Exercise! - Calorie Range while exercising?
03-29-2006, 10:05 PM
I'm new to exercise on purpose. I'm wondering how many calories I should be eating. I'm 37 years old, weigh 169 lbs, 5'8" tall and working to get to 145-150 lbs.
I go to the gym five days a week. Four of those days I walk/run on the treadmill for 20 minutes (up to 12 minutes of running) then stregnth train either upper or lower body on nautilus machines or weights. I strength-train three sets per exercise, working up to 8 reps or to failure. The fifth day I do a Power Yoga class for an hour. My exercise goals are to be fit enough to run for a half-hour without feeling like I'm gonna keel over, and to have that muscle-y toned thin look.
Before I started at the gym I was eating 1200-1300 calories a day, but now I'm eating about 100 calories more a day. Am I eating away my hard work?

[REQUIREMENTS]
1. From the forum post on calories and exercise, print the passage that begins at the words "03-29-2006, 10:05 PM" and stops after the words "toned thin look.".
2. Rewrite the paragraph of the forum post on calories and exercise that begins "I go to the gym five days a week" as a short bulleted list that keeps its main facts.
3. Continue writing the forum post on calories and exercise, picking up after its final sentence.

Listings of layout items with their boxes
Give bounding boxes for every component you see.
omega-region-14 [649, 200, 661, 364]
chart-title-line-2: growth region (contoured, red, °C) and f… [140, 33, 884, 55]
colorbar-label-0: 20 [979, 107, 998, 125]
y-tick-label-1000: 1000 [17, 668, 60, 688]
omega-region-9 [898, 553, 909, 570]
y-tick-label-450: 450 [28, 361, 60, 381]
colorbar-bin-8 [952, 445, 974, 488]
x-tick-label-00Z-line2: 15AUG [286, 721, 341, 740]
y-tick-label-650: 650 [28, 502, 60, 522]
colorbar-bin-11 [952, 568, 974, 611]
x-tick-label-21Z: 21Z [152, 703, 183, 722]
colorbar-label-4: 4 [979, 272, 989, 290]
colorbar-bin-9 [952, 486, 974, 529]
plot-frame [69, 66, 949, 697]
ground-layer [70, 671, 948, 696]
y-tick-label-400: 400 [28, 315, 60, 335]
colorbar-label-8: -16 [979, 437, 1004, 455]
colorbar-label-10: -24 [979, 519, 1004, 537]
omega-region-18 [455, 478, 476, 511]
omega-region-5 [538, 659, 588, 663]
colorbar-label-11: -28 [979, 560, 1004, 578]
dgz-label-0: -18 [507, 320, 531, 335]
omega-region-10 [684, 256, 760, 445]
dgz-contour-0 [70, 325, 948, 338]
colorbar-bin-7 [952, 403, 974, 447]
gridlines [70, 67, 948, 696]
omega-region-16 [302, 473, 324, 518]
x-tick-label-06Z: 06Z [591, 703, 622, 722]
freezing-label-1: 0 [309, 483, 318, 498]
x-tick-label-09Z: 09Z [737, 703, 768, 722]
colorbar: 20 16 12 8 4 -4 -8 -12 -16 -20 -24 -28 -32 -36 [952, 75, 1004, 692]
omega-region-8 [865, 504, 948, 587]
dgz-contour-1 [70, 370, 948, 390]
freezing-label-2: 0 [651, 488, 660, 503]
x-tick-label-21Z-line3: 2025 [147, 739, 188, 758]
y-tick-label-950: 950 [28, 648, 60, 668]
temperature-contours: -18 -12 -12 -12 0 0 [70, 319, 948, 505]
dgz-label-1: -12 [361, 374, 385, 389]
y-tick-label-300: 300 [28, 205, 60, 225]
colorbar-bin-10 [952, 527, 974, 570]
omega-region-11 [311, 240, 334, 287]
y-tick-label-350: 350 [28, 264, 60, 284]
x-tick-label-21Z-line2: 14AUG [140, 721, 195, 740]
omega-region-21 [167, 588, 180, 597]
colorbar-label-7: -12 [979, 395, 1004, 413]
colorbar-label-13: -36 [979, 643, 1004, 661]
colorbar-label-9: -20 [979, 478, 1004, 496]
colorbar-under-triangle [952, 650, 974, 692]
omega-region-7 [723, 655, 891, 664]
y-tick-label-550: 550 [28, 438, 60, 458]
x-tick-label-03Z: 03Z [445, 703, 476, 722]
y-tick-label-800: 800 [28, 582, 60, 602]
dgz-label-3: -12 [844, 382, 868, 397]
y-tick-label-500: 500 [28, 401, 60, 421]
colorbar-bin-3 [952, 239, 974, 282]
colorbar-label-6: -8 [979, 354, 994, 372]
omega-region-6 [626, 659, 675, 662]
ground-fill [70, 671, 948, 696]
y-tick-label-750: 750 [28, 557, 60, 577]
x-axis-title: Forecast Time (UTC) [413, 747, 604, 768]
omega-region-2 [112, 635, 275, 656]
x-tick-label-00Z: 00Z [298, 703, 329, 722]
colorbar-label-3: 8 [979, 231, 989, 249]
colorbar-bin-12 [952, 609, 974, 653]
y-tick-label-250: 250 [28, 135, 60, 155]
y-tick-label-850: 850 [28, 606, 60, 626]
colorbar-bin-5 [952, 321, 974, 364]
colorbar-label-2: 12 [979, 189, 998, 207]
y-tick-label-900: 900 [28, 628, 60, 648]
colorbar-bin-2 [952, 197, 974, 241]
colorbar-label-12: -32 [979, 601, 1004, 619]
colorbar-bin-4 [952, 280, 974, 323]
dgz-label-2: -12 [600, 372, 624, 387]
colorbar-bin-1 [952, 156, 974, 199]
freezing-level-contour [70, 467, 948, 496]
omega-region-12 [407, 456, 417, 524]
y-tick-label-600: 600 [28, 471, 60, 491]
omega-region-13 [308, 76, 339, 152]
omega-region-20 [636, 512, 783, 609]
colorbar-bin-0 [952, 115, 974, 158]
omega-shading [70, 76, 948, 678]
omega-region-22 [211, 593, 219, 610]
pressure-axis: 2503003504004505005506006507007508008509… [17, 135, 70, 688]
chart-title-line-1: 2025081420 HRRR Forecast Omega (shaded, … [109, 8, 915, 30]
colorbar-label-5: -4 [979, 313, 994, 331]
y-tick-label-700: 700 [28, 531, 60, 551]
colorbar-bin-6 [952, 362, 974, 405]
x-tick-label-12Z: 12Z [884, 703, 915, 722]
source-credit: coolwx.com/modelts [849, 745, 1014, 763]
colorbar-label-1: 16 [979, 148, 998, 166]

[EXPECTED OUTPUTS]
1.
03-29-2006, 10:05 PM
I'm new to exercise on purpose. I'm wondering how many calories I should be eating. I'm 37 years old, weigh 169 lbs, 5'8" tall and working to get to 145-150 lbs.
I go to the gym five days a week. Four of those days I walk/run on the treadmill for 20 minutes (up to 12 minutes of running) then stregnth train either upper or lower body on nautilus machines or weights. I strength-train three sets per exercise, working up to 8 reps or to failure. The fifth day I do a Power Yoga class for an hour. My exercise goals are to be fit enough to run for a half-hour without feeling like I'm gonna keel over, and to have that muscle-y toned thin look.

2.
- Goes to the gym five days a week
- Four days: 20 minutes walking/running on the treadmill (up to 12 minutes of running), then upper- or lower-body strength training on Nautilus machines or weights
- Strength training: three sets per exercise, up to 8 reps or to failure
- Fifth day: an hour-long Power Yoga class
- Goals: run for a half-hour without feeling ready to keel over, and have a toned, thin look

3.
03-30-2006, 09:49 AM
i don't think there is anything wrong with the amount of calories you are eating. it is highly recommended that you do not go below 1200 calories a day. i think anywhere between 1200-1400 is perfect. and you must be doing something right because you've lost 18 pounds. so you are on the right track. it just takes time for us to lose the weight we never noticed we were putting on. honestly, most of us probably only put on half a pound to a pound a week to make us fat, so realistically, it should probably go away about as fast as it came on. not that i want to wait 2 years or more to totally lose the weight, but one pound a week is a great weight loss for me. sure i'd like to drop 10 pounds a month, but it ain't happening, so i'll take my one pound a week. by halloween, i should be able to dress as a harem girl or whatever.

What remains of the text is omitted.